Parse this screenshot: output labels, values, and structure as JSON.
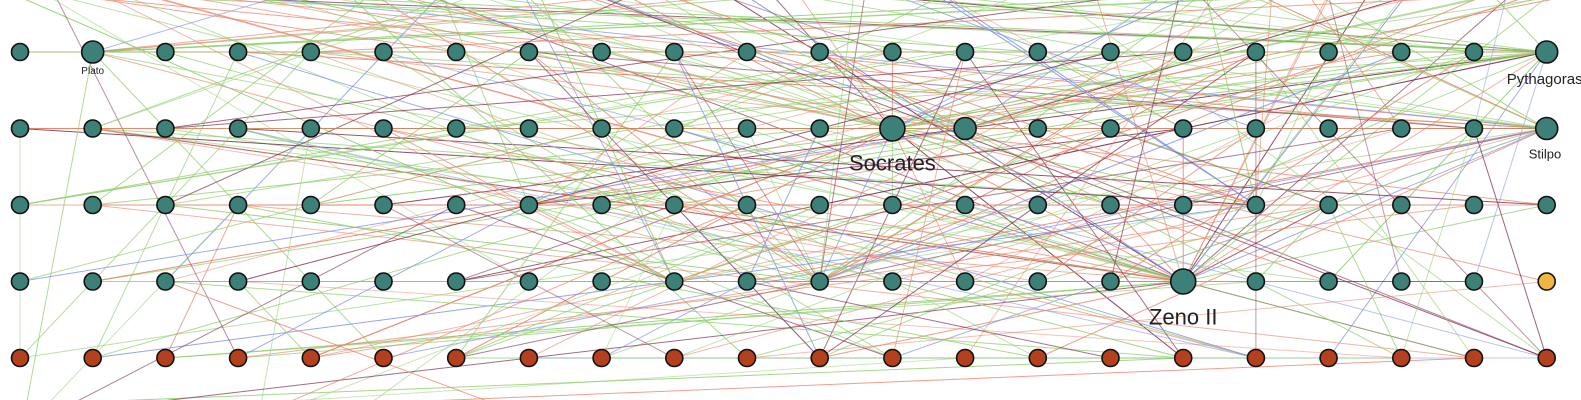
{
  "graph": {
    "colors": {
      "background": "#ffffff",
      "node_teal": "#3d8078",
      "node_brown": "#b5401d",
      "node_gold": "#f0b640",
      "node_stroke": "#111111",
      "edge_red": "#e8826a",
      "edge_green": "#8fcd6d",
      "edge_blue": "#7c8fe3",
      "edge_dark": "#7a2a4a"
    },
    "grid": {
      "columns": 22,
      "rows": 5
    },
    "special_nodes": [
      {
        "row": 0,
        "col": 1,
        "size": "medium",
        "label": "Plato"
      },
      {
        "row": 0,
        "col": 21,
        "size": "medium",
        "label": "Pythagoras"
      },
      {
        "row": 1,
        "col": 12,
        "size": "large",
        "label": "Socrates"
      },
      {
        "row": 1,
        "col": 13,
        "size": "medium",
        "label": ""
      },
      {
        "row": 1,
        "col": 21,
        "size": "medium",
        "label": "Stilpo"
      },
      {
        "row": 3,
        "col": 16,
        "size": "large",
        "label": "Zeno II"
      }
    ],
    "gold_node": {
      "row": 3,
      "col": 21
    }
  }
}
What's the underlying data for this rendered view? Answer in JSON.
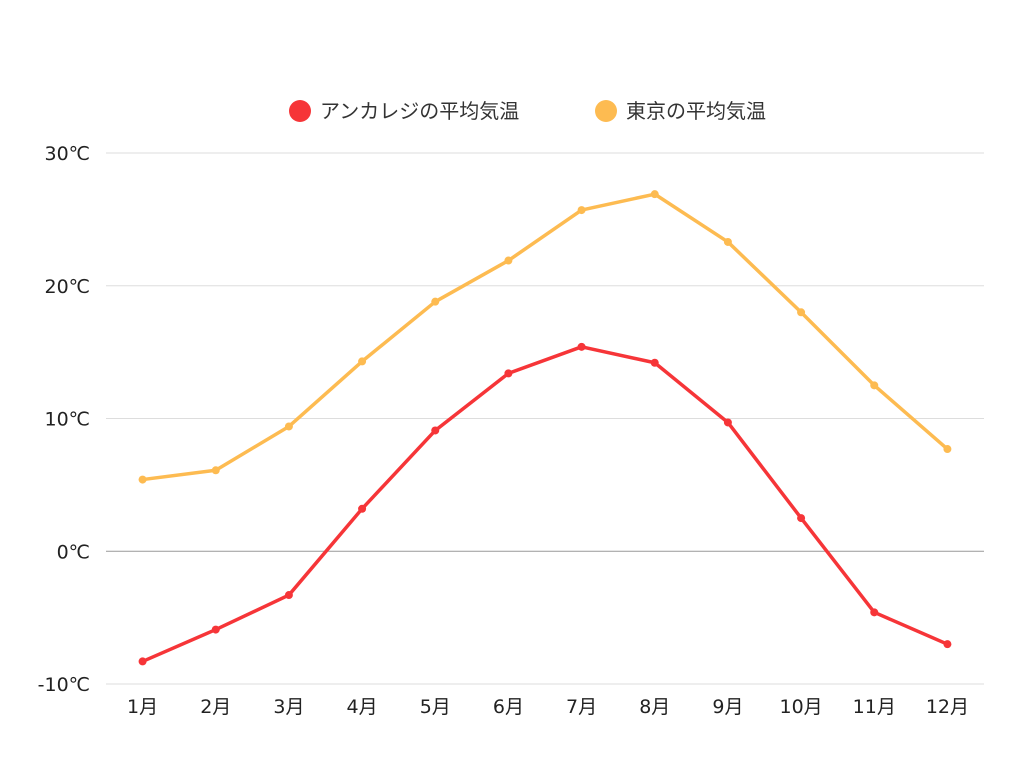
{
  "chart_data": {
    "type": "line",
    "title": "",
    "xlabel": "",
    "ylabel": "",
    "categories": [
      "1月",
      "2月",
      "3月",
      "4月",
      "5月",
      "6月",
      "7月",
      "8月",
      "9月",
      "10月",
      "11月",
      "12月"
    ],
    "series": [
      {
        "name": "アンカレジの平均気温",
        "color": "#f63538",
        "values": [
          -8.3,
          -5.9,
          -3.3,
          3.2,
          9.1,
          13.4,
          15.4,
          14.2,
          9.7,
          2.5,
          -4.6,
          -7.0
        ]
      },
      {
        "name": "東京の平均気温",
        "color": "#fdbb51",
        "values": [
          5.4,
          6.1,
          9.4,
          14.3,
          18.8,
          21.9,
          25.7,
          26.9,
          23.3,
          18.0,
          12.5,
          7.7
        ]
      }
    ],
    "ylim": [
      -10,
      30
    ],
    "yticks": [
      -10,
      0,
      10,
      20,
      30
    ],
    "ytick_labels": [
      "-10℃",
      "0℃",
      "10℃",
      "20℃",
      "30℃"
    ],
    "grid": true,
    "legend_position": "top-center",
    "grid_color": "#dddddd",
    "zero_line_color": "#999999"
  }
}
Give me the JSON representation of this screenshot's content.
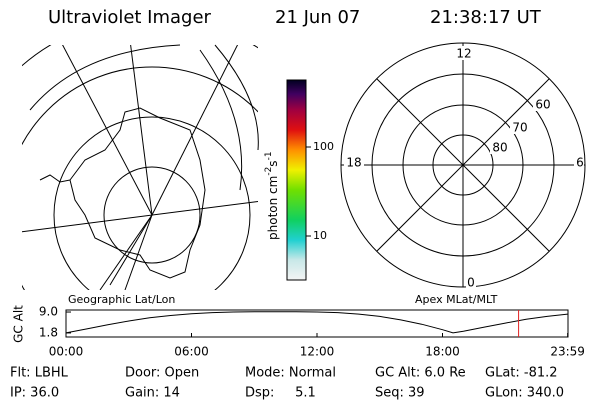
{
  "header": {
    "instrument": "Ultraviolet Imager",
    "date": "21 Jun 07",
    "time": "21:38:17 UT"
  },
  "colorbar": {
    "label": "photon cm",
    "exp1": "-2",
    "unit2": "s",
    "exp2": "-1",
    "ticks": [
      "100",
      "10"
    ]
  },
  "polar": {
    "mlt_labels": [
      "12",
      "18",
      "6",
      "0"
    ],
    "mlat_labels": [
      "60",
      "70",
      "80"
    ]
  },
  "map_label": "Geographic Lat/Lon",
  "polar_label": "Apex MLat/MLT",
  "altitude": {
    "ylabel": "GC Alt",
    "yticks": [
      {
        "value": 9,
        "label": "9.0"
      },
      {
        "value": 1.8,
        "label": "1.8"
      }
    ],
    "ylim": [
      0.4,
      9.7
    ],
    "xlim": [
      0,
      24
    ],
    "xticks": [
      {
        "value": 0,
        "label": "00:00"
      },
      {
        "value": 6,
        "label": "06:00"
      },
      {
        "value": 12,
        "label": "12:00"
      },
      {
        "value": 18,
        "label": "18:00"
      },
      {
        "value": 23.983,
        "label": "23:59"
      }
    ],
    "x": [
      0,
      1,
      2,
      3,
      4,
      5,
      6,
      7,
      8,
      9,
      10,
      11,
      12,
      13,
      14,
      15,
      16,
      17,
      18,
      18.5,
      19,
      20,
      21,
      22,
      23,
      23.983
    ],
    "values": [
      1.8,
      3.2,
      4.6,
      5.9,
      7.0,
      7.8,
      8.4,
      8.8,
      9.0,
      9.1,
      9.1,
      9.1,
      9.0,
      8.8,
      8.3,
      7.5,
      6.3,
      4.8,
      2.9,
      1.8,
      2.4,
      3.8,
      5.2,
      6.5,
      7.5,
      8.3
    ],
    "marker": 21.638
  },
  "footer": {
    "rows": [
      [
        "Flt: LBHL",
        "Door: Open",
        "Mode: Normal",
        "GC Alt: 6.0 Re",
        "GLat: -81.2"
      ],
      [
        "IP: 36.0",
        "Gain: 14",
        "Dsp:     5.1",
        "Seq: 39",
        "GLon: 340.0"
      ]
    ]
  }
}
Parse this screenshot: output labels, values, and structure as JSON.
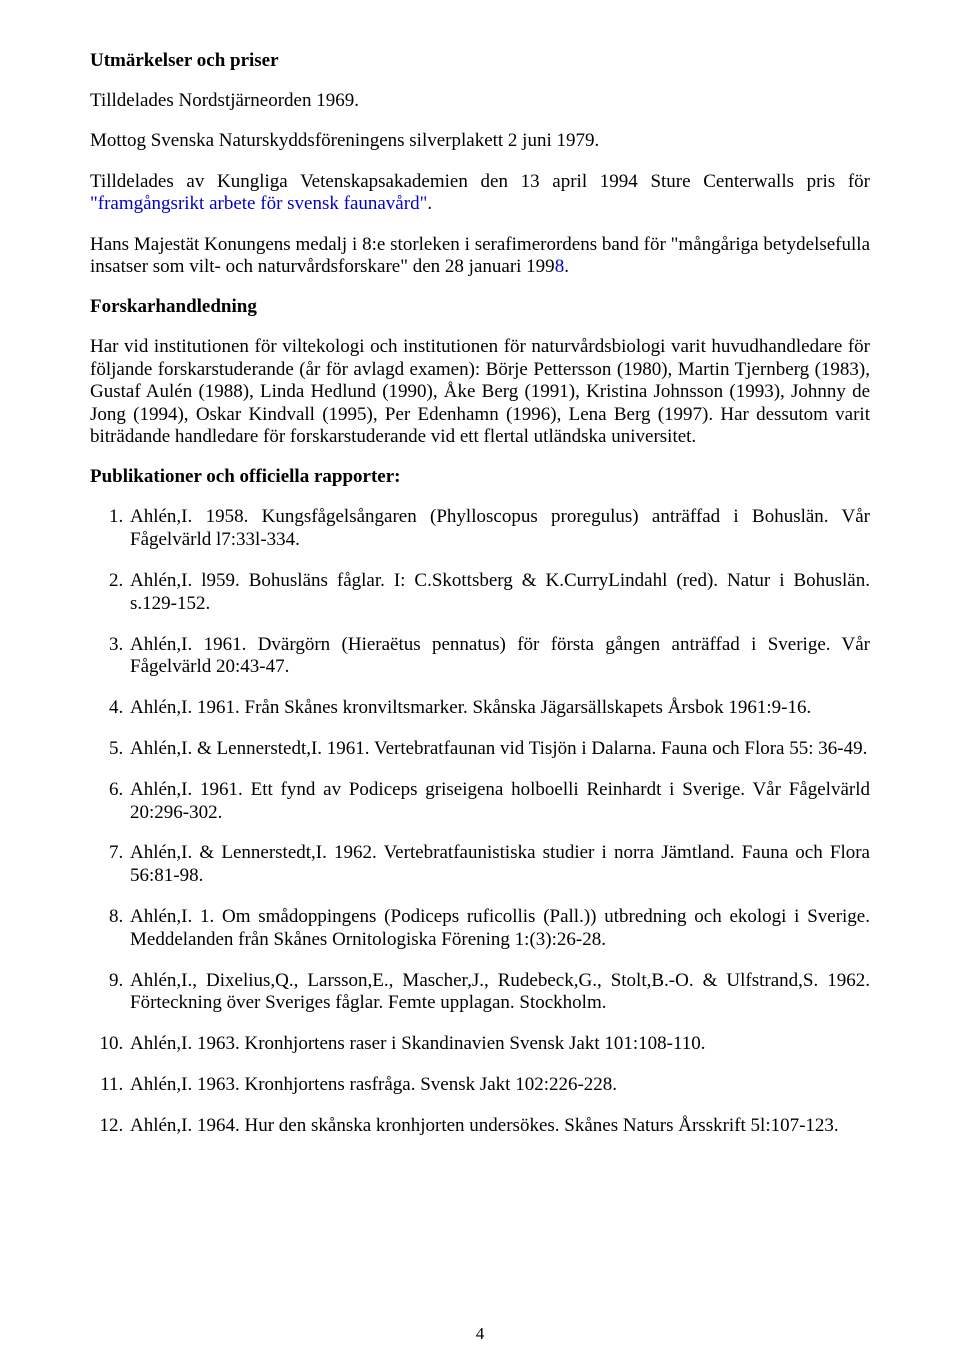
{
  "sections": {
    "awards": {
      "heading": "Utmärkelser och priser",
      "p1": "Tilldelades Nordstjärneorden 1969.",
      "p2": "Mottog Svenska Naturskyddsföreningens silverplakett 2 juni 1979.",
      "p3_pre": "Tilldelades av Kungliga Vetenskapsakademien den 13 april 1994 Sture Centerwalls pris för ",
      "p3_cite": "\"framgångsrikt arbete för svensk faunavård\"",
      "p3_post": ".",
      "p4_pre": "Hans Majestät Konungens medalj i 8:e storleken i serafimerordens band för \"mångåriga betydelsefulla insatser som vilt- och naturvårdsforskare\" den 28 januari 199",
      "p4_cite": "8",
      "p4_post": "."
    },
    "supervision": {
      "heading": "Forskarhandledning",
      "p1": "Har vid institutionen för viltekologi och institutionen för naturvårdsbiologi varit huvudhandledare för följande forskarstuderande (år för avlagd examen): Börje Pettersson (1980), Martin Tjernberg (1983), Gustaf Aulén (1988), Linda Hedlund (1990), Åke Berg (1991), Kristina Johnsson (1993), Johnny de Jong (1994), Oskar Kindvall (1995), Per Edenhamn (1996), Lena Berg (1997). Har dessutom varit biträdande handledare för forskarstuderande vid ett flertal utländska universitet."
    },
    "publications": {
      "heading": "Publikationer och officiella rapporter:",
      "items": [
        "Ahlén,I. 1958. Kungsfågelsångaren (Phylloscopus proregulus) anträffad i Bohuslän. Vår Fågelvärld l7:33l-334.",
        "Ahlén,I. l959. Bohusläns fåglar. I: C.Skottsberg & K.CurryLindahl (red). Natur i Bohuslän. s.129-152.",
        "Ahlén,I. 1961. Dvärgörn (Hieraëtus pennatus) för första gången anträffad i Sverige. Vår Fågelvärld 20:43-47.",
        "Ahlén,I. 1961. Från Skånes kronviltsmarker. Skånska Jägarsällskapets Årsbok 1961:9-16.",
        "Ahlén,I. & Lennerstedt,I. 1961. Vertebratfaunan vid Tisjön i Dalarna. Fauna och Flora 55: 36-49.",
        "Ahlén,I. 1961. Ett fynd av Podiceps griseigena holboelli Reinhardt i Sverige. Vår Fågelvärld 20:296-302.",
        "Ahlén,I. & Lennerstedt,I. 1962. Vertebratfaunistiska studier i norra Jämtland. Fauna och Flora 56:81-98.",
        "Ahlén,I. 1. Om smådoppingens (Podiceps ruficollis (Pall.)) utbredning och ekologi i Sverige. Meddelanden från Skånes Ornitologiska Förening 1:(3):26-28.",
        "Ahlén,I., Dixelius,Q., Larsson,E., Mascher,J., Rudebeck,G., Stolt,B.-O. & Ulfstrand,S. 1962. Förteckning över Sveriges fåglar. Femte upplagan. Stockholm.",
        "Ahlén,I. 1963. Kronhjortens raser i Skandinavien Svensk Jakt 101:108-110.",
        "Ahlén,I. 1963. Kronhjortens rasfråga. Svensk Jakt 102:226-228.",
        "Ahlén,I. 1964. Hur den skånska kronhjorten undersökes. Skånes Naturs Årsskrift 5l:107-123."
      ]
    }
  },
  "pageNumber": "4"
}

● **Description of the task**: Every line should be retyped exactly, with the pictures omitted.

● **Reply to the task**:
Parse this screenshot: output labels, values, and structure as JSON.
{
  "graph": {
    "colors": {
      "background": "#ffffff",
      "node_teal": "#3d8078",
      "node_brown": "#b5401d",
      "node_gold": "#f0b640",
      "node_stroke": "#111111",
      "edge_red": "#e8826a",
      "edge_green": "#8fcd6d",
      "edge_blue": "#7c8fe3",
      "edge_dark": "#7a2a4a"
    },
    "grid": {
      "columns": 22,
      "rows": 5
    },
    "special_nodes": [
      {
        "row": 0,
        "col": 1,
        "size": "medium",
        "label": "Plato"
      },
      {
        "row": 0,
        "col": 21,
        "size": "medium",
        "label": "Pythagoras"
      },
      {
        "row": 1,
        "col": 12,
        "size": "large",
        "label": "Socrates"
      },
      {
        "row": 1,
        "col": 13,
        "size": "medium",
        "label": ""
      },
      {
        "row": 1,
        "col": 21,
        "size": "medium",
        "label": "Stilpo"
      },
      {
        "row": 3,
        "col": 16,
        "size": "large",
        "label": "Zeno II"
      }
    ],
    "gold_node": {
      "row": 3,
      "col": 21
    }
  }
}
What's the underlying data for this rendered view? Answer in JSON.
{
  "chart_data": {
    "type": "line",
    "title": "",
    "xlabel": "",
    "ylabel": "",
    "categories": [
      "1月",
      "2月",
      "3月",
      "4月",
      "5月",
      "6月",
      "7月",
      "8月",
      "9月",
      "10月",
      "11月",
      "12月"
    ],
    "series": [
      {
        "name": "アンカレジの平均気温",
        "color": "#f63538",
        "values": [
          -8.3,
          -5.9,
          -3.3,
          3.2,
          9.1,
          13.4,
          15.4,
          14.2,
          9.7,
          2.5,
          -4.6,
          -7.0
        ]
      },
      {
        "name": "東京の平均気温",
        "color": "#fdbb51",
        "values": [
          5.4,
          6.1,
          9.4,
          14.3,
          18.8,
          21.9,
          25.7,
          26.9,
          23.3,
          18.0,
          12.5,
          7.7
        ]
      }
    ],
    "ylim": [
      -10,
      30
    ],
    "yticks": [
      -10,
      0,
      10,
      20,
      30
    ],
    "ytick_labels": [
      "-10℃",
      "0℃",
      "10℃",
      "20℃",
      "30℃"
    ],
    "grid": true,
    "legend_position": "top-center",
    "grid_color": "#dddddd",
    "zero_line_color": "#999999"
  }
}
Give me the JSON representation of this screenshot's content.
{
  "header": {
    "instrument": "Ultraviolet Imager",
    "date": "21 Jun 07",
    "time": "21:38:17 UT"
  },
  "colorbar": {
    "label": "photon cm",
    "exp1": "-2",
    "unit2": "s",
    "exp2": "-1",
    "ticks": [
      "100",
      "10"
    ]
  },
  "polar": {
    "mlt_labels": [
      "12",
      "18",
      "6",
      "0"
    ],
    "mlat_labels": [
      "60",
      "70",
      "80"
    ]
  },
  "map_label": "Geographic Lat/Lon",
  "polar_label": "Apex MLat/MLT",
  "altitude": {
    "ylabel": "GC Alt",
    "yticks": [
      {
        "value": 9,
        "label": "9.0"
      },
      {
        "value": 1.8,
        "label": "1.8"
      }
    ],
    "ylim": [
      0.4,
      9.7
    ],
    "xlim": [
      0,
      24
    ],
    "xticks": [
      {
        "value": 0,
        "label": "00:00"
      },
      {
        "value": 6,
        "label": "06:00"
      },
      {
        "value": 12,
        "label": "12:00"
      },
      {
        "value": 18,
        "label": "18:00"
      },
      {
        "value": 23.983,
        "label": "23:59"
      }
    ],
    "x": [
      0,
      1,
      2,
      3,
      4,
      5,
      6,
      7,
      8,
      9,
      10,
      11,
      12,
      13,
      14,
      15,
      16,
      17,
      18,
      18.5,
      19,
      20,
      21,
      22,
      23,
      23.983
    ],
    "values": [
      1.8,
      3.2,
      4.6,
      5.9,
      7.0,
      7.8,
      8.4,
      8.8,
      9.0,
      9.1,
      9.1,
      9.1,
      9.0,
      8.8,
      8.3,
      7.5,
      6.3,
      4.8,
      2.9,
      1.8,
      2.4,
      3.8,
      5.2,
      6.5,
      7.5,
      8.3
    ],
    "marker": 21.638
  },
  "footer": {
    "rows": [
      [
        "Flt: LBHL",
        "Door: Open",
        "Mode: Normal",
        "GC Alt: 6.0 Re",
        "GLat: -81.2"
      ],
      [
        "IP: 36.0",
        "Gain: 14",
        "Dsp:     5.1",
        "Seq: 39",
        "GLon: 340.0"
      ]
    ]
  }
}
Parse this screenshot: output labels, values, and structure as JSON.
{
  "sections": {
    "awards": {
      "heading": "Utmärkelser och priser",
      "p1": "Tilldelades Nordstjärneorden 1969.",
      "p2": "Mottog Svenska Naturskyddsföreningens silverplakett 2 juni 1979.",
      "p3_pre": "Tilldelades av Kungliga Vetenskapsakademien den 13 april 1994 Sture Centerwalls pris för ",
      "p3_cite": "\"framgångsrikt arbete för svensk faunavård\"",
      "p3_post": ".",
      "p4_pre": "Hans Majestät Konungens medalj i 8:e storleken i serafimerordens band för \"mångåriga betydelsefulla insatser som vilt- och naturvårdsforskare\" den 28 januari 199",
      "p4_cite": "8",
      "p4_post": "."
    },
    "supervision": {
      "heading": "Forskarhandledning",
      "p1": "Har vid institutionen för viltekologi och institutionen för naturvårdsbiologi varit huvudhandledare för följande forskarstuderande (år för avlagd examen): Börje Pettersson (1980), Martin Tjernberg (1983), Gustaf Aulén (1988), Linda Hedlund (1990), Åke Berg (1991), Kristina Johnsson (1993), Johnny de Jong (1994), Oskar Kindvall (1995), Per Edenhamn (1996), Lena Berg (1997). Har dessutom varit biträdande handledare för forskarstuderande vid ett flertal utländska universitet."
    },
    "publications": {
      "heading": "Publikationer och officiella rapporter:",
      "items": [
        "Ahlén,I. 1958. Kungsfågelsångaren (Phylloscopus proregulus) anträffad i Bohuslän. Vår Fågelvärld l7:33l-334.",
        "Ahlén,I. l959. Bohusläns fåglar. I: C.Skottsberg & K.CurryLindahl (red). Natur i Bohuslän. s.129-152.",
        "Ahlén,I. 1961. Dvärgörn (Hieraëtus pennatus) för första gången anträffad i Sverige. Vår Fågelvärld 20:43-47.",
        "Ahlén,I. 1961. Från Skånes kronviltsmarker. Skånska Jägarsällskapets Årsbok 1961:9-16.",
        "Ahlén,I. & Lennerstedt,I. 1961. Vertebratfaunan vid Tisjön i Dalarna. Fauna och Flora 55: 36-49.",
        "Ahlén,I. 1961. Ett fynd av Podiceps griseigena holboelli Reinhardt i Sverige. Vår Fågelvärld 20:296-302.",
        "Ahlén,I. & Lennerstedt,I. 1962. Vertebratfaunistiska studier i norra Jämtland. Fauna och Flora 56:81-98.",
        "Ahlén,I. 1. Om smådoppingens (Podiceps ruficollis (Pall.)) utbredning och ekologi i Sverige. Meddelanden från Skånes Ornitologiska Förening 1:(3):26-28.",
        "Ahlén,I., Dixelius,Q., Larsson,E., Mascher,J., Rudebeck,G., Stolt,B.-O. & Ulfstrand,S. 1962. Förteckning över Sveriges fåglar. Femte upplagan. Stockholm.",
        "Ahlén,I. 1963. Kronhjortens raser i Skandinavien Svensk Jakt 101:108-110.",
        "Ahlén,I. 1963. Kronhjortens rasfråga. Svensk Jakt 102:226-228.",
        "Ahlén,I. 1964. Hur den skånska kronhjorten undersökes. Skånes Naturs Årsskrift 5l:107-123."
      ]
    }
  },
  "pageNumber": "4"
}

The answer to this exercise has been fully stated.